→ **EXTRACT PROVIDED**
┌────────

TBH, the good parts probably deserve maybe as much as 4 stars! Futures, for example was quite good.

I started reading this book, skipping the basic introduction to common coding constructs. At that point, and for many pages, I thought it was a very good book. There were some very good insights in it, and very good material that taught me something.

Then starting with chapters on collections I began to sense that something was not quite right. Maybe reading a little about Lists was not too bad, skimming mostly, because most programmers know a lot about how Lists works already. But after reading about lists, it goes onto talk about other collections, and it does so, I'm convinced, by copying and pasting the same material that was just presented. It is pointeless to read the rest of the book.

There is a point in this book where it starts to become unreadable, and, unless you are interested in an example of using some libraries, you might as well stop reading. For me, and probably for you to, that point is "The Movies Dataset" at the end of the Lists section. From then on, the rest of the book is very unpalatable, and after having trudged through it, I regret having done so.

map and flatMap are repeated excessively in many contexts; it seems that the author has some sort of point to make about them, and I wonderered at one point if the whole point of the book was to lead to some revelation that will take me to a new level of understanding, but there is no revelation, nor really any main point of them that seems to have been made.

For the latter part of the book, my only takeaway is that I might one day want to explore a few of the libraries. (For me, it was specifically Cats Effect). Some code which later piqued my wish to maybe one day explore it (in all fairness) was also using SQL and JSON. However, it's impossible to read the examples, and if I want to read code, I'd go to Github and look at the examples, not a book! I see no point in including literally pages of code interspersed with a few lines of text.

└────────

→ **SUPPLIED MATERIAL**
┌────────

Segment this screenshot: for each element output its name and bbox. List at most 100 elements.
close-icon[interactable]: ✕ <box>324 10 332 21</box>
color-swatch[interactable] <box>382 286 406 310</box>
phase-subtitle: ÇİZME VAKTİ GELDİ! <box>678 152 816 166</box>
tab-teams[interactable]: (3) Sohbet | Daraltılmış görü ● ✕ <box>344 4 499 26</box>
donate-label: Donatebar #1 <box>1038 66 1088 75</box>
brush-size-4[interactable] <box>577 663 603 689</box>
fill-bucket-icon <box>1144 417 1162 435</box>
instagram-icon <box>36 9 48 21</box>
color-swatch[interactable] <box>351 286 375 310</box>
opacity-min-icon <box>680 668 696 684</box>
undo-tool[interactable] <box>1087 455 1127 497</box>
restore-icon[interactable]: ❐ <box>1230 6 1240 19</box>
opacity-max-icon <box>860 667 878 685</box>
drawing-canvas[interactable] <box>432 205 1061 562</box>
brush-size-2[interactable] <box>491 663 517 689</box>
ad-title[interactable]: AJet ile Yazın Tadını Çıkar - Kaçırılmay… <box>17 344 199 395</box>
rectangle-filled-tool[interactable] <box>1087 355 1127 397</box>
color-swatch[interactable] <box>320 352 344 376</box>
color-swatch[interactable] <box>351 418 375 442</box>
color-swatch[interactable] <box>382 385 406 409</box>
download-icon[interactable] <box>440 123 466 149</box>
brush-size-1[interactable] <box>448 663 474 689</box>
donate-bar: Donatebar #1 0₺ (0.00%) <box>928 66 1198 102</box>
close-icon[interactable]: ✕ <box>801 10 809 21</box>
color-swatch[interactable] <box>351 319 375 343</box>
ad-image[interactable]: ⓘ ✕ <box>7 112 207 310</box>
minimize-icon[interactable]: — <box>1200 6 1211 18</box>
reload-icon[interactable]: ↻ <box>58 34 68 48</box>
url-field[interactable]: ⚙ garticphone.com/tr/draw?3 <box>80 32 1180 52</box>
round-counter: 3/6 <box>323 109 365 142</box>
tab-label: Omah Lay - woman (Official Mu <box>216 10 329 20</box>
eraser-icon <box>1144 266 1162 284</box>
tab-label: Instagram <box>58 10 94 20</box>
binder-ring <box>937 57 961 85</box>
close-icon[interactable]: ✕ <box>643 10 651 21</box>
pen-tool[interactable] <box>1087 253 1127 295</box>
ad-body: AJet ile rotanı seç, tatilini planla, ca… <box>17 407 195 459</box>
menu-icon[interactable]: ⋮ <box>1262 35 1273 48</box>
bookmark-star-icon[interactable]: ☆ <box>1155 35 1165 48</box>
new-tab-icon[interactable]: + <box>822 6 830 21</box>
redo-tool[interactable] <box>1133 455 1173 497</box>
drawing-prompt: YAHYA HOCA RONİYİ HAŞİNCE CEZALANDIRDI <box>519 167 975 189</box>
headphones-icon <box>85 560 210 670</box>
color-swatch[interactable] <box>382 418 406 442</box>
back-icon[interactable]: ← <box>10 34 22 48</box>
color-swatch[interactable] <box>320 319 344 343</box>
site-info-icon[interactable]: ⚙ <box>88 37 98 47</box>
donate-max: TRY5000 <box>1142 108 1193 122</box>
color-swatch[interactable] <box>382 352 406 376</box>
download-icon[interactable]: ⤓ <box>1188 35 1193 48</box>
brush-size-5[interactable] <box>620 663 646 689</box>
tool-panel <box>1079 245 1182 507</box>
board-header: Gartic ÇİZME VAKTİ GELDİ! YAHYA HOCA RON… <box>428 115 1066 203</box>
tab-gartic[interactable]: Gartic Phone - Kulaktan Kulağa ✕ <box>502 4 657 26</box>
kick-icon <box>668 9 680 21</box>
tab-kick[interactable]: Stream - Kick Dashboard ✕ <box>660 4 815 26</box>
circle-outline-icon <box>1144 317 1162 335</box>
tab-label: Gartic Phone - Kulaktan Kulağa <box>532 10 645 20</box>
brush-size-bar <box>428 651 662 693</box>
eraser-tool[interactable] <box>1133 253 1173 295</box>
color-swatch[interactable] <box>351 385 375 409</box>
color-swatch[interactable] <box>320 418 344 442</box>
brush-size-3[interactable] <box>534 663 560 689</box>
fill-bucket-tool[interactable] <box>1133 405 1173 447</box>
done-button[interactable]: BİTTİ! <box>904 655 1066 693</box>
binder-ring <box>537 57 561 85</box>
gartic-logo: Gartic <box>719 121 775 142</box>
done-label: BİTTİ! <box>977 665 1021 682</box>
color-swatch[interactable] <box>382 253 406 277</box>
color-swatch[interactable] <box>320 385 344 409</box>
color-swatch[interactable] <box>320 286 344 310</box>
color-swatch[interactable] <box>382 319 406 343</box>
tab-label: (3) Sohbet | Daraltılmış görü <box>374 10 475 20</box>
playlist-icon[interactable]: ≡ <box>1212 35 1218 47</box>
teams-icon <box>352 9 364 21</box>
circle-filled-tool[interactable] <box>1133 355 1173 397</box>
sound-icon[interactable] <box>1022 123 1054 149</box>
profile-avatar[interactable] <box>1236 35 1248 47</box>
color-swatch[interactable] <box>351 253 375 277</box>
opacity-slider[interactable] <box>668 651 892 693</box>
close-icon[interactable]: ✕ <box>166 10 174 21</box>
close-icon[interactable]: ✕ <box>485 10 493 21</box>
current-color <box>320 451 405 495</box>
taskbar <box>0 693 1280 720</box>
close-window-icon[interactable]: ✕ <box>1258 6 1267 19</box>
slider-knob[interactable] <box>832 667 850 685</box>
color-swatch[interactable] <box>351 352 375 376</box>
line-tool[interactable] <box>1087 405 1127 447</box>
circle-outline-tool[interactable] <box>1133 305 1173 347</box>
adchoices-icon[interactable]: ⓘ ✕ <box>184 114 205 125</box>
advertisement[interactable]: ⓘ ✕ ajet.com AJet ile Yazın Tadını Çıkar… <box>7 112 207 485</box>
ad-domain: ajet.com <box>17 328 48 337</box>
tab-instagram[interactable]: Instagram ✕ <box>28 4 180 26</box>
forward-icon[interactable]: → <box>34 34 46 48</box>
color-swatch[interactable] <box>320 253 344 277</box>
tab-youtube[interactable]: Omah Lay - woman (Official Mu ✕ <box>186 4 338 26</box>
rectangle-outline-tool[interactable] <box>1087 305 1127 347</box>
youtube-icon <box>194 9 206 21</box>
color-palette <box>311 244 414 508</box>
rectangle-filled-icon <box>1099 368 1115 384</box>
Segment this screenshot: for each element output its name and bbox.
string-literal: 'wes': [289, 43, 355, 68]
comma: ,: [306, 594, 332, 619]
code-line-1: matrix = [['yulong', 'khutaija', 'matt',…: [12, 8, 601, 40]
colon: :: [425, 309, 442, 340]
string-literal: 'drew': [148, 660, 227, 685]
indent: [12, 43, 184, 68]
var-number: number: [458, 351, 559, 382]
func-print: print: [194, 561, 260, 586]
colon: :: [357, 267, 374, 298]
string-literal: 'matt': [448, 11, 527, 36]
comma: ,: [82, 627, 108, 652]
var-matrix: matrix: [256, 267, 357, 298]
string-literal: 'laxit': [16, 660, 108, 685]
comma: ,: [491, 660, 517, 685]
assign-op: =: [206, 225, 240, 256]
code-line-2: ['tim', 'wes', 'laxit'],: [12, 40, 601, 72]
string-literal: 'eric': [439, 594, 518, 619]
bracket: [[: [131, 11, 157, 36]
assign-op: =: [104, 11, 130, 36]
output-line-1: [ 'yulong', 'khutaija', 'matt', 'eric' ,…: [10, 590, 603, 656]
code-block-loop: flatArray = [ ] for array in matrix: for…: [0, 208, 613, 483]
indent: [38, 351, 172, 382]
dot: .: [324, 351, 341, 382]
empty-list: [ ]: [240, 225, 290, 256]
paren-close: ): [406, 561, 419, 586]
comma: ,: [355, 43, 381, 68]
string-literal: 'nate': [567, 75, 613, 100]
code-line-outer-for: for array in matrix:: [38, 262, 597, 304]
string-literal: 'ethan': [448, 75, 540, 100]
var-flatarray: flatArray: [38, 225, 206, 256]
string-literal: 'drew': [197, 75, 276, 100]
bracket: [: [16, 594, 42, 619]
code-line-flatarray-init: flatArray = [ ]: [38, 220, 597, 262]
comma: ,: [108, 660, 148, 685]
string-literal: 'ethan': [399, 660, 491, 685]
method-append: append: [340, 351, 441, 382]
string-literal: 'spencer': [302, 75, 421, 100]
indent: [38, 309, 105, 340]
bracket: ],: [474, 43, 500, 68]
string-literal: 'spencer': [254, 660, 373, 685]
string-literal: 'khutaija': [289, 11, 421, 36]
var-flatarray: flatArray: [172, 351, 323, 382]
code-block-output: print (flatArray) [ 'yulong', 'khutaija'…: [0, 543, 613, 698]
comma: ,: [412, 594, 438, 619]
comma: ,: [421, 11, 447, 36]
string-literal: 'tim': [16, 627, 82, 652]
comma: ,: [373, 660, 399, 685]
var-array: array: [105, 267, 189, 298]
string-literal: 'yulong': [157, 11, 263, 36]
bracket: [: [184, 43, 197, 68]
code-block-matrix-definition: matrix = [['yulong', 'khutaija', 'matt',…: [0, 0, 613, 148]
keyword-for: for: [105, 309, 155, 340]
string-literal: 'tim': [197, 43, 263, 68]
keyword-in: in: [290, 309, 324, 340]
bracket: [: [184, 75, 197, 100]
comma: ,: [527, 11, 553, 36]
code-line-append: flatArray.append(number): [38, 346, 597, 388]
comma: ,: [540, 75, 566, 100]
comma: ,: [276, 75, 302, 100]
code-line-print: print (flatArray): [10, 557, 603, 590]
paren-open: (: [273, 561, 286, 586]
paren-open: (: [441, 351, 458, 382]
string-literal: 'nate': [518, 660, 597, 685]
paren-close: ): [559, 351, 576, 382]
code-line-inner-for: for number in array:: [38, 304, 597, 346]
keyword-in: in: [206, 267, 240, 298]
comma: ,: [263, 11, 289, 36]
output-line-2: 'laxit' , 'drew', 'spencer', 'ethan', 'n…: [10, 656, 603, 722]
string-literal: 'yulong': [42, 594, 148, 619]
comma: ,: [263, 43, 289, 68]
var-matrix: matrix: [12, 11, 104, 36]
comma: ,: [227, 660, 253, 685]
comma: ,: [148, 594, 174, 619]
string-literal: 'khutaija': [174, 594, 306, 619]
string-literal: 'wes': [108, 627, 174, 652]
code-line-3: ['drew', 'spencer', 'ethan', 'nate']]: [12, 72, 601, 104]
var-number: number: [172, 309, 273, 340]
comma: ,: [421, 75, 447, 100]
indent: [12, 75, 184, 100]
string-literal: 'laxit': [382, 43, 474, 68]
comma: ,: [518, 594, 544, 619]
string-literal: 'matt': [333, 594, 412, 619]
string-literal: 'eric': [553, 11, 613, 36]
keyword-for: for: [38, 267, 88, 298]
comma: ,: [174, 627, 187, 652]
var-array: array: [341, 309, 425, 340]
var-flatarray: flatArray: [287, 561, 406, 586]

└────────

→ **QUESTIONS TO ANSWER**
1. In the book review, what is named as the point where the book starts to become unreadable?
2. Translate this sentence from the book review into Spanish: "There were some very good insights in it, and very good material that taught me something."
3. Write the next part of the book review, picking up after its final sentence.
The rows play no part in the work that comes next.

→ **EXPECTED RESPONSES**
1. "The Movies Dataset" at the end of the Lists section.

2. Había algunas ideas muy buenas en él, y material muy bueno que me enseñó algo.

3.
Almost everthing in the book that contains more than 10 consecutive lines of code should have been left out, and literally most of physical contents of the latter half of the book is code. The reason it should have been left out is that, although it might appear to someone who has not read the book, that the author will tell you how to use a library function, but does not do so. What the text between the code basically say is "here is what I did to do my pet project, and this is how I did it". The text in those many projects is no more than what would have been comment statements in actual code. It pretty much teaches nothing.

After having read to the end, I started at the beginning, and, as I expected, I've found the first several chapters to be not useful at all, because, like many "introductory to this language" books, tell you things that are fairly common in all languages. That wouldn't normally be bad, I suppose (but never is useful for me, because I'm not a new programmer, and Scala programmers generally not new programmers), but the majority of the second half of the book really requires way more understanding of programming than a beginner, and even an intermediate programmer can handle.

All in all, don't spend your money on this one, there are better books. "Scala for the Impatient" may be a good choice, but you'll eventually need to read Programming In Scala, Fifth Edition. The latter has too many coding examples of little interest to the general programming population, but it's a must read. And I'm reading "Functional Programming Simplified" by Alvin Alexander, although it's way too long and verbose, but material in it suits me. I still haven't found a decent book that will tea ch you Scala and is suitable for someone who has some experience.